Listing:
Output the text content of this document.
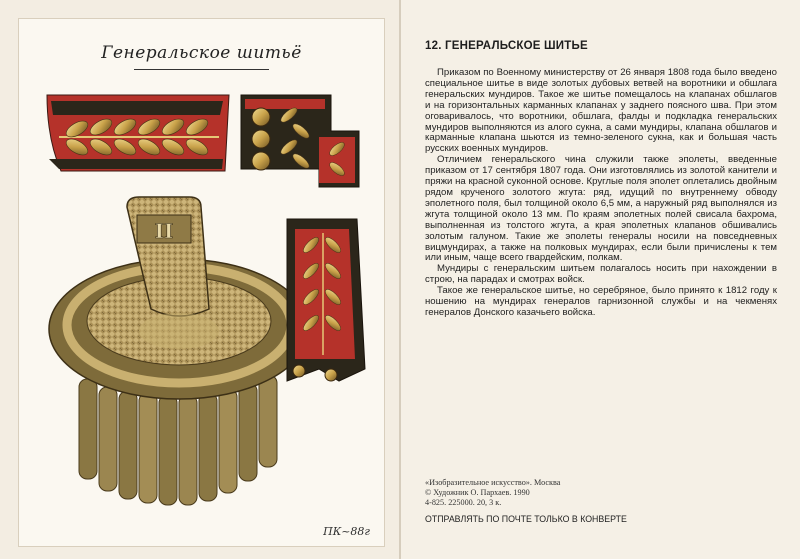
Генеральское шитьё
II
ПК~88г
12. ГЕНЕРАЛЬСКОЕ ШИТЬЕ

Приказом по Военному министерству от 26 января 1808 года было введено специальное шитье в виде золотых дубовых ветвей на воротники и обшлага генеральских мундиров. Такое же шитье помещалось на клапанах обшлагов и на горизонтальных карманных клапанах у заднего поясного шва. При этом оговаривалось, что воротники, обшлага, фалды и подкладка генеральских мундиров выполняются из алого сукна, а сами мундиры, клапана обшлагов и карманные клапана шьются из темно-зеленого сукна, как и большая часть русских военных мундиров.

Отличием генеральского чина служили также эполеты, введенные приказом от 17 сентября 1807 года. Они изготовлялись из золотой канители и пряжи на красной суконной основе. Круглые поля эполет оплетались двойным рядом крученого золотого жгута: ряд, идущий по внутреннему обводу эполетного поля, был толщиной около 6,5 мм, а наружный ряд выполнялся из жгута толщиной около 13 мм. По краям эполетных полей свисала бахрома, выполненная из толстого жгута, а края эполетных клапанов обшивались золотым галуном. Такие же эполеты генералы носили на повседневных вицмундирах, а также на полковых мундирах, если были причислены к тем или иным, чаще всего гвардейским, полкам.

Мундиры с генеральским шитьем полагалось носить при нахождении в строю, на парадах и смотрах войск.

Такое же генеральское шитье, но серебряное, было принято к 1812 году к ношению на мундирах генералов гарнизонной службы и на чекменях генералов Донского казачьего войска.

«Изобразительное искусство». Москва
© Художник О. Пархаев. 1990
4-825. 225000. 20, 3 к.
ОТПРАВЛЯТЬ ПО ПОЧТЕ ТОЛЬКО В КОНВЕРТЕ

* * *

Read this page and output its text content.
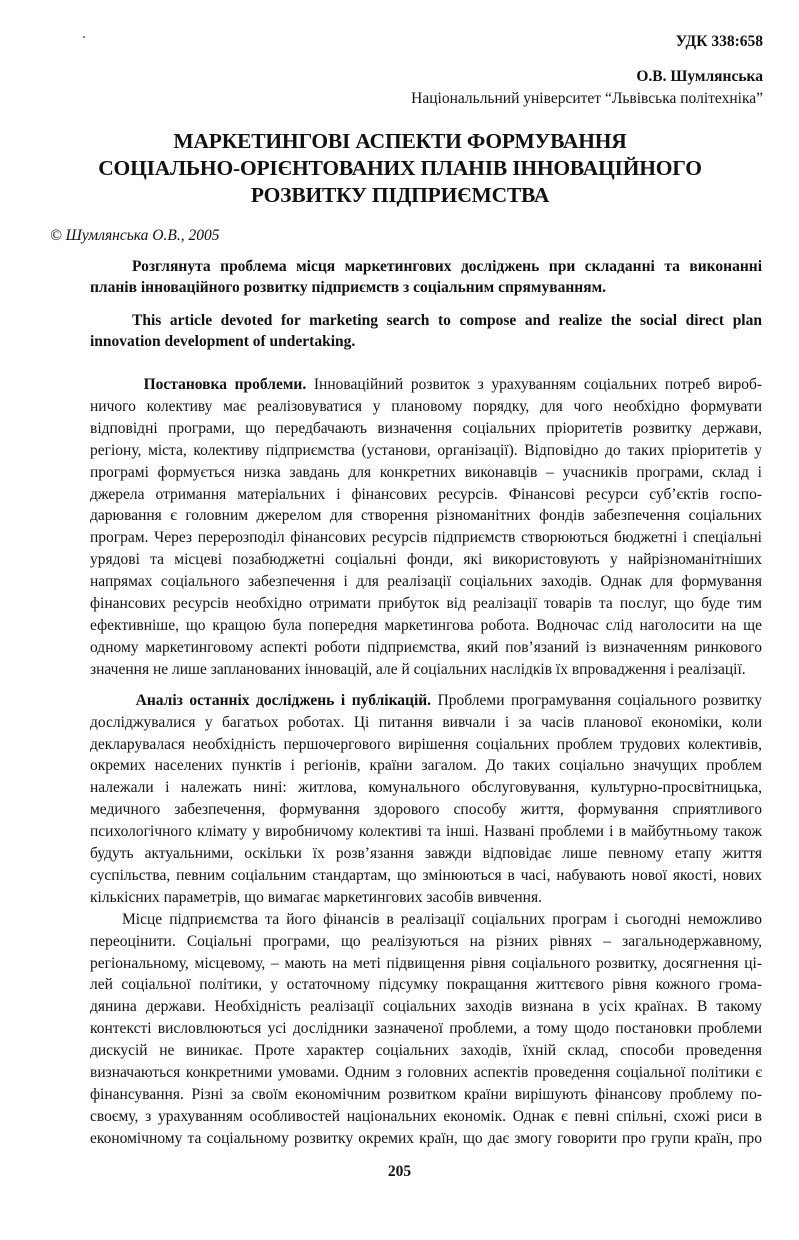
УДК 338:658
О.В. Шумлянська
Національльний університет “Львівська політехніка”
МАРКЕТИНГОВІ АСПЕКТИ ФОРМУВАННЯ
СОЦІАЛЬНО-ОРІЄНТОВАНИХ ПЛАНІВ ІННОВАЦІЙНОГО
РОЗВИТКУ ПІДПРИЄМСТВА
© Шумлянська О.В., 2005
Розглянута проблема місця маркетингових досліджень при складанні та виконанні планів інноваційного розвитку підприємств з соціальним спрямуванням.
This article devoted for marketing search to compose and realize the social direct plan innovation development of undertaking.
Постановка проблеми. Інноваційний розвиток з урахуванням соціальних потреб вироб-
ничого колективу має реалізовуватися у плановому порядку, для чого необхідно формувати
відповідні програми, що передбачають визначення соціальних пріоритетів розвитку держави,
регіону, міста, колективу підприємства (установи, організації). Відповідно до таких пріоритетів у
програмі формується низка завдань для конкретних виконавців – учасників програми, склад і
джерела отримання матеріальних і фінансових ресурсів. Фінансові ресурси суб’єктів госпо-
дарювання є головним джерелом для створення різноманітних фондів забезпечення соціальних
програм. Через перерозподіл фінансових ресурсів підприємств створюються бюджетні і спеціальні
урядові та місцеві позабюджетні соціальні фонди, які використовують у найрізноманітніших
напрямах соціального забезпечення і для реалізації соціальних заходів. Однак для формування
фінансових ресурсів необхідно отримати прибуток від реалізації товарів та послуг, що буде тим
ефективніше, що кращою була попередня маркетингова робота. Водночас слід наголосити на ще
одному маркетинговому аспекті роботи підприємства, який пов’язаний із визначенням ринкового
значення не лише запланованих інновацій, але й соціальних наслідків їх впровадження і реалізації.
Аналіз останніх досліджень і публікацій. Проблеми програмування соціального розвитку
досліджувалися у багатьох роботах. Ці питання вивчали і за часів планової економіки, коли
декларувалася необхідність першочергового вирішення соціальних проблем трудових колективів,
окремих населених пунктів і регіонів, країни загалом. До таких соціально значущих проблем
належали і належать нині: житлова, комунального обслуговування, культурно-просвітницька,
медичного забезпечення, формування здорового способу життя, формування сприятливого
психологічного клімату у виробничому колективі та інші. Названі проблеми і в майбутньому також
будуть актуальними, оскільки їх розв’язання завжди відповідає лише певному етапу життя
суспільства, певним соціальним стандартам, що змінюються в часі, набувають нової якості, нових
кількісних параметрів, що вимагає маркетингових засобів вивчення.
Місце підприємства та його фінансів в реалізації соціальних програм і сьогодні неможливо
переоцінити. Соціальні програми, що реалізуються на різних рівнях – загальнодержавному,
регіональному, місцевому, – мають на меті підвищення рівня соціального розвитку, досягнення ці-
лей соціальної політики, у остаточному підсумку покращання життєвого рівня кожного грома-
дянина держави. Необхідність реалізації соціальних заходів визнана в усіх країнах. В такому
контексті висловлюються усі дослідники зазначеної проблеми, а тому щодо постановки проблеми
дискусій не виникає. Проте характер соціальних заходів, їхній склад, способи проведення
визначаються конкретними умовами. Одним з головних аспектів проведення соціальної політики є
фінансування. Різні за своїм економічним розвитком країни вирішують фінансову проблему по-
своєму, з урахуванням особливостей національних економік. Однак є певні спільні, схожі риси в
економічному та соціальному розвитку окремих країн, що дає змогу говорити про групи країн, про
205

Required work:
Keep only those lines of the records that hold "content", and return them.

Solution to this task:
Output the text content of this document.
Read this page and output its text content.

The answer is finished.